> **AIM**
Tally the lines in the records underneath that contain the string "KAMCHATKA", and state the figure by itself.

> **RECORDS FOR THIS EXERCISE**
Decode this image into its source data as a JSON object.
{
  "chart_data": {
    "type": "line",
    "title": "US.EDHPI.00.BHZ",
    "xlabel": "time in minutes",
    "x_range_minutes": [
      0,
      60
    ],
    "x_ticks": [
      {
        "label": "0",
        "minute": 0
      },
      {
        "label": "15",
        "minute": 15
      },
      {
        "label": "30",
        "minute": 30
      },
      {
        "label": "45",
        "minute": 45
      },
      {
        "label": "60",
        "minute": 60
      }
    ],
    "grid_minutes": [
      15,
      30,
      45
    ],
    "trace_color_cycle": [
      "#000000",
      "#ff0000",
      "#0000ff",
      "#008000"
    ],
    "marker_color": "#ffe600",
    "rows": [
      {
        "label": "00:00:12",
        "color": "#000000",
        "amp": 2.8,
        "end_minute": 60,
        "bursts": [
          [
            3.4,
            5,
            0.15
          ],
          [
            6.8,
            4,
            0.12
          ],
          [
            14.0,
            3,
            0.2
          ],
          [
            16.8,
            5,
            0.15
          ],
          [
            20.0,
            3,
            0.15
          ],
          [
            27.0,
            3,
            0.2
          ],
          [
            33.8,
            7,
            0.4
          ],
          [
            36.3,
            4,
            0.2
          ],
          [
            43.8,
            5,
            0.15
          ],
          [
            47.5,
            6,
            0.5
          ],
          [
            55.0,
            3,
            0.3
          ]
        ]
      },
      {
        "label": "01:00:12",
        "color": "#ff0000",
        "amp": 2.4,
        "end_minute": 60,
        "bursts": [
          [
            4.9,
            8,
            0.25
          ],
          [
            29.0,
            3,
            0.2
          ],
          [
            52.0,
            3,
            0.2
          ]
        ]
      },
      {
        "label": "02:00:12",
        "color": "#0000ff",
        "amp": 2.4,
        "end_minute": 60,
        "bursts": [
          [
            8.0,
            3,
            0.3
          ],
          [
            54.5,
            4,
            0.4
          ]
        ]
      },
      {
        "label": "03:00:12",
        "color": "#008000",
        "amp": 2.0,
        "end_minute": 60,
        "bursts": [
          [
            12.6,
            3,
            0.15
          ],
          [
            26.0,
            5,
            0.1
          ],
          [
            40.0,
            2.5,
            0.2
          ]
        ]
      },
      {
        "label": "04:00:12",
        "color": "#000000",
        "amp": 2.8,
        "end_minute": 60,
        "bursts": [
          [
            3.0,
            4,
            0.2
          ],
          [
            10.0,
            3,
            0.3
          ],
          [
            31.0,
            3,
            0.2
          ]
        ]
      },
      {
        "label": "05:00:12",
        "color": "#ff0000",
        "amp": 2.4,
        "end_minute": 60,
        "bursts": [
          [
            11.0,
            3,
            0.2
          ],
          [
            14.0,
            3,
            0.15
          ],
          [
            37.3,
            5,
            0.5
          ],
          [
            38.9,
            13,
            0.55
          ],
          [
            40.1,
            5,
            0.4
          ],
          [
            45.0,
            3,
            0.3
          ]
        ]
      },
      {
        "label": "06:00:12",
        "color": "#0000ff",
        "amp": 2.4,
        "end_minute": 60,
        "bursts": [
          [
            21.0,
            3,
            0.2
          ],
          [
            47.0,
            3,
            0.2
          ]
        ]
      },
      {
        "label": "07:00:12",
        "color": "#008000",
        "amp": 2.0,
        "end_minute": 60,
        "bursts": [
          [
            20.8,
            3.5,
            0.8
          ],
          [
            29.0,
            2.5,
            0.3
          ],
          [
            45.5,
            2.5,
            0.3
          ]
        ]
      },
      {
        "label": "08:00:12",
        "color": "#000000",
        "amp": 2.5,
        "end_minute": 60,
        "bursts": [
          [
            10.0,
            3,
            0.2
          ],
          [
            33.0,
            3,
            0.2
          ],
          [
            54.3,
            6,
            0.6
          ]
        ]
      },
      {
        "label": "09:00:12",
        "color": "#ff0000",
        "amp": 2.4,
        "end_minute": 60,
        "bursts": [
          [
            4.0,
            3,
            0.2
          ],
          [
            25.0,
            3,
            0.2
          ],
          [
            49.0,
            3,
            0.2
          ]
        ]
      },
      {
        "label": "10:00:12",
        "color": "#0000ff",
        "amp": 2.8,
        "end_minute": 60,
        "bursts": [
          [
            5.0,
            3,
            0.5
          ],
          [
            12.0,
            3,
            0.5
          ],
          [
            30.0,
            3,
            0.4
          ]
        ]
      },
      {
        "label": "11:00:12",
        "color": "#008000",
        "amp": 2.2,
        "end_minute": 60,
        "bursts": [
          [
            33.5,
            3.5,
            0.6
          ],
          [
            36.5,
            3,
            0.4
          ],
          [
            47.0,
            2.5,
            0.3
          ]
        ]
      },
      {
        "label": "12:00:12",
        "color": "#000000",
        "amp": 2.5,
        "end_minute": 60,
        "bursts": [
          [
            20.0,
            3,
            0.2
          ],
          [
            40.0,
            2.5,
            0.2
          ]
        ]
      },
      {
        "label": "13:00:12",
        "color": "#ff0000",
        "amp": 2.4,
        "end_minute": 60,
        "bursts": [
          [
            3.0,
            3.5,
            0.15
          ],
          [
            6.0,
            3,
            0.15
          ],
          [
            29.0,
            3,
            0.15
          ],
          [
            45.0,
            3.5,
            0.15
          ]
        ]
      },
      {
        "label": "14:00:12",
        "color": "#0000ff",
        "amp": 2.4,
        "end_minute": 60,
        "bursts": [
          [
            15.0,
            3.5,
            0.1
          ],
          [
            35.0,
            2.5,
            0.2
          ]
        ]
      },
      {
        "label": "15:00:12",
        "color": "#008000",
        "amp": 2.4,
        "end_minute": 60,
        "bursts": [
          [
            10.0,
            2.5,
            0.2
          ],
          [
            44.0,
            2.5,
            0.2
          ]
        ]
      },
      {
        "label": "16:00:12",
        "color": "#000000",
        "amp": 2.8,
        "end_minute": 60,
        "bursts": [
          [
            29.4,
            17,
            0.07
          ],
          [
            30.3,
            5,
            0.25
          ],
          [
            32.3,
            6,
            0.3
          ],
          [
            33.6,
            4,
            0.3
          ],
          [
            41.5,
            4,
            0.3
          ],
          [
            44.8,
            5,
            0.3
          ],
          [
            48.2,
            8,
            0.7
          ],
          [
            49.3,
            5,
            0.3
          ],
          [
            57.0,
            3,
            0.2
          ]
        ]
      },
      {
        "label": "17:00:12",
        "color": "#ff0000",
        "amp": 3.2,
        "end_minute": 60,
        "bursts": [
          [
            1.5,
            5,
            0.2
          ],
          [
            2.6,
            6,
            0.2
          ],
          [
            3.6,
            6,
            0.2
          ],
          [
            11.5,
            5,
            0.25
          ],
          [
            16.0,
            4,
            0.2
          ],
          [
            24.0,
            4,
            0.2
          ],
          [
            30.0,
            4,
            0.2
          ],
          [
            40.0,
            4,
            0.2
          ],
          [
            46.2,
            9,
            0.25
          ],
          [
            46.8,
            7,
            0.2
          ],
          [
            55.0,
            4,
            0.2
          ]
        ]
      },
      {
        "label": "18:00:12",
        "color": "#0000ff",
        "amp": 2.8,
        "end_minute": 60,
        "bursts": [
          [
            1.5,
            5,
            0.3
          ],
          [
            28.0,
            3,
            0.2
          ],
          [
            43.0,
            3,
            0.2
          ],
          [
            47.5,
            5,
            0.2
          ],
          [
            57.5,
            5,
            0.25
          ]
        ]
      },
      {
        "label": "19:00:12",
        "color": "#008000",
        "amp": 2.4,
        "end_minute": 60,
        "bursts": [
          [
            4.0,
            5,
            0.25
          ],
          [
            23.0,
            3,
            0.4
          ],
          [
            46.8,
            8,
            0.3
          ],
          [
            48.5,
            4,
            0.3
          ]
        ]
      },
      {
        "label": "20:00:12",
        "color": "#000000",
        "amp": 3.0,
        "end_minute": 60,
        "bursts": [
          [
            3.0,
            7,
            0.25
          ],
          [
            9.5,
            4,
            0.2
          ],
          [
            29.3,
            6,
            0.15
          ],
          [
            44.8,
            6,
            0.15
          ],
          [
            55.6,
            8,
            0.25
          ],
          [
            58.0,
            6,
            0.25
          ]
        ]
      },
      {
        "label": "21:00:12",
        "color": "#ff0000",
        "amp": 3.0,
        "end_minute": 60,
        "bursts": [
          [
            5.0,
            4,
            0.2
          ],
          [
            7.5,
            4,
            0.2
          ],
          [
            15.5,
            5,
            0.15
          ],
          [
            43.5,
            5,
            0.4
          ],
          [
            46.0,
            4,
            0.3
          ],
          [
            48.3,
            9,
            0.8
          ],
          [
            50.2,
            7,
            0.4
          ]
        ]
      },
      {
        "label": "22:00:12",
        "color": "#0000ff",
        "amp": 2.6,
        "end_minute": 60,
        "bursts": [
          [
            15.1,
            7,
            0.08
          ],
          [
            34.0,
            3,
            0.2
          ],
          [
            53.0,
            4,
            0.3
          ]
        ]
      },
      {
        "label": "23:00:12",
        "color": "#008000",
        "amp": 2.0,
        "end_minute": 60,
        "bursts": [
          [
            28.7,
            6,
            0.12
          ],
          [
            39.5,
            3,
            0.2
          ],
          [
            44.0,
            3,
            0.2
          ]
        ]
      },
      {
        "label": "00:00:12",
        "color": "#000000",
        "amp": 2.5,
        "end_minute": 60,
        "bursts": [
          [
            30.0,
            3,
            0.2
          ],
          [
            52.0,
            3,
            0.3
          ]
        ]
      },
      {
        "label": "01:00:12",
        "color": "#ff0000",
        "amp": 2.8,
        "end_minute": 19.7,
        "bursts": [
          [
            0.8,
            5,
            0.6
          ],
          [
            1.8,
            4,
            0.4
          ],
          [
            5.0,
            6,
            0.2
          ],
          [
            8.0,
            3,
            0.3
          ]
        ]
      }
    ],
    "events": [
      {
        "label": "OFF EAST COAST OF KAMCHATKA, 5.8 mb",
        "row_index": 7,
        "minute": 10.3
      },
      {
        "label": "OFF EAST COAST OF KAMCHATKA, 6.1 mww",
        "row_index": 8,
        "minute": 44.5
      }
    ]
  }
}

> **IN RESPONSE**
2